=== Problem to work on ===
Report every line in the listing that contains the string "copies".

=== Stored data ===
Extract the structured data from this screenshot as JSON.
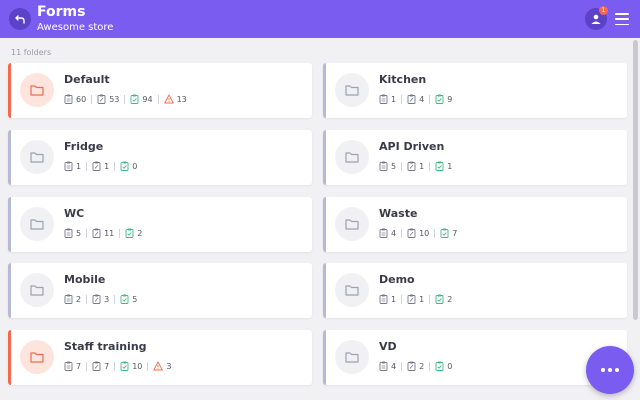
{
  "header": {
    "title": "Forms",
    "subtitle": "Awesome store",
    "notification_count": "1",
    "accent_color": "#7b5cf0",
    "icons": {
      "back": "back-arrow-icon",
      "avatar": "user-avatar-icon",
      "menu": "hamburger-menu-icon"
    }
  },
  "folder_count": "11 folders",
  "fab_icon": "more-dots-icon",
  "folders": [
    {
      "name": "Default",
      "alert": true,
      "stats": {
        "forms": "60",
        "copies": "53",
        "completed": "94",
        "issues": "13"
      }
    },
    {
      "name": "Kitchen",
      "alert": false,
      "stats": {
        "forms": "1",
        "copies": "4",
        "completed": "9"
      }
    },
    {
      "name": "Fridge",
      "alert": false,
      "stats": {
        "forms": "1",
        "copies": "1",
        "completed": "0"
      }
    },
    {
      "name": "API Driven",
      "alert": false,
      "stats": {
        "forms": "5",
        "copies": "1",
        "completed": "1"
      }
    },
    {
      "name": "WC",
      "alert": false,
      "stats": {
        "forms": "5",
        "copies": "11",
        "completed": "2"
      }
    },
    {
      "name": "Waste",
      "alert": false,
      "stats": {
        "forms": "4",
        "copies": "10",
        "completed": "7"
      }
    },
    {
      "name": "Mobile",
      "alert": false,
      "stats": {
        "forms": "2",
        "copies": "3",
        "completed": "5"
      }
    },
    {
      "name": "Demo",
      "alert": false,
      "stats": {
        "forms": "1",
        "copies": "1",
        "completed": "2"
      }
    },
    {
      "name": "Staff training",
      "alert": true,
      "stats": {
        "forms": "7",
        "copies": "7",
        "completed": "10",
        "issues": "3"
      }
    },
    {
      "name": "VD",
      "alert": false,
      "stats": {
        "forms": "4",
        "copies": "2",
        "completed": "0"
      }
    }
  ]
}
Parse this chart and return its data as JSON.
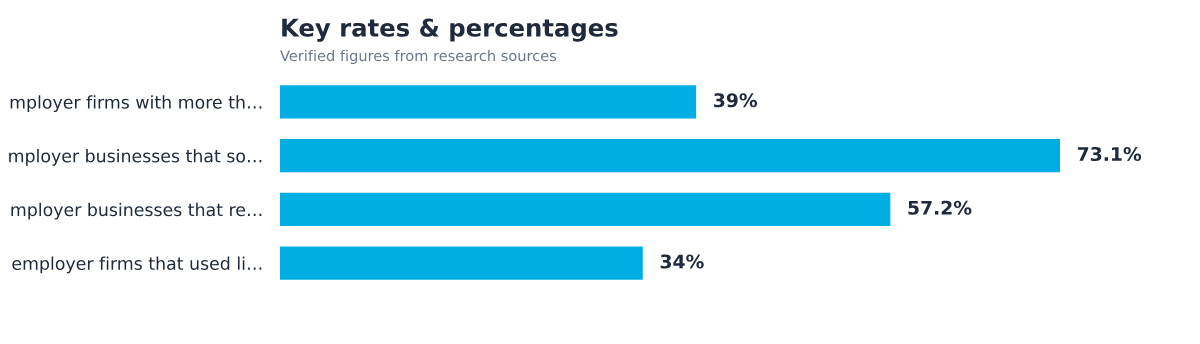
{
  "chart_data": {
    "type": "bar",
    "orientation": "horizontal",
    "title": "Key rates & percentages",
    "subtitle": "Verified figures from research sources",
    "categories": [
      "mployer firms with more th…",
      "mployer businesses that so…",
      "mployer businesses that re…",
      "employer firms that used li…"
    ],
    "values": [
      39,
      73.1,
      57.2,
      34
    ],
    "value_labels": [
      "39%",
      "73.1%",
      "57.2%",
      "34%"
    ],
    "color": "#00aee3",
    "grid": false,
    "legend": false
  }
}
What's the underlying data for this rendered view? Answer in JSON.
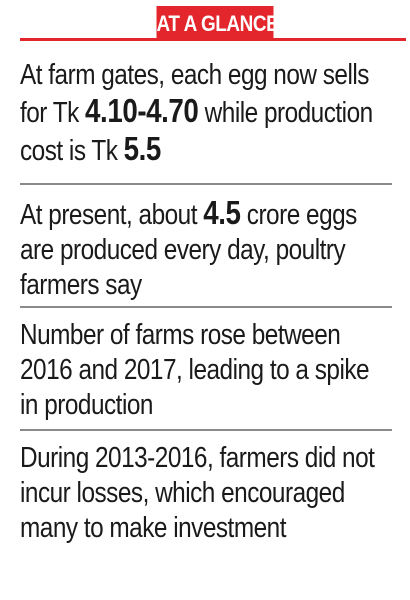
{
  "header": {
    "label": "AT A GLANCE"
  },
  "facts": [
    {
      "before": "At farm gates, each egg now sells for Tk ",
      "highlight_1": "4.10-4.70",
      "middle": " while production cost is Tk ",
      "highlight_2": "5.5"
    },
    {
      "before": "At present, about ",
      "highlight_1": "4.5",
      "after": " crore eggs are produced every day, poultry farmers say"
    },
    {
      "text": "Number of farms rose between 2016 and 2017, leading to a spike in production"
    },
    {
      "text": "During 2013-2016, farmers did not incur losses, which encouraged many to make investment"
    }
  ],
  "colors": {
    "accent": "#e3262b",
    "text": "#1a1a1a",
    "divider": "#8a8a8a"
  }
}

=== Completed exercise ===
        "copies": "53",
        "copies": "4",
        "copies": "1",
        "copies": "1",
        "copies": "11",
        "copies": "10",
        "copies": "3",
        "copies": "1",
        "copies": "7",
        "copies": "2",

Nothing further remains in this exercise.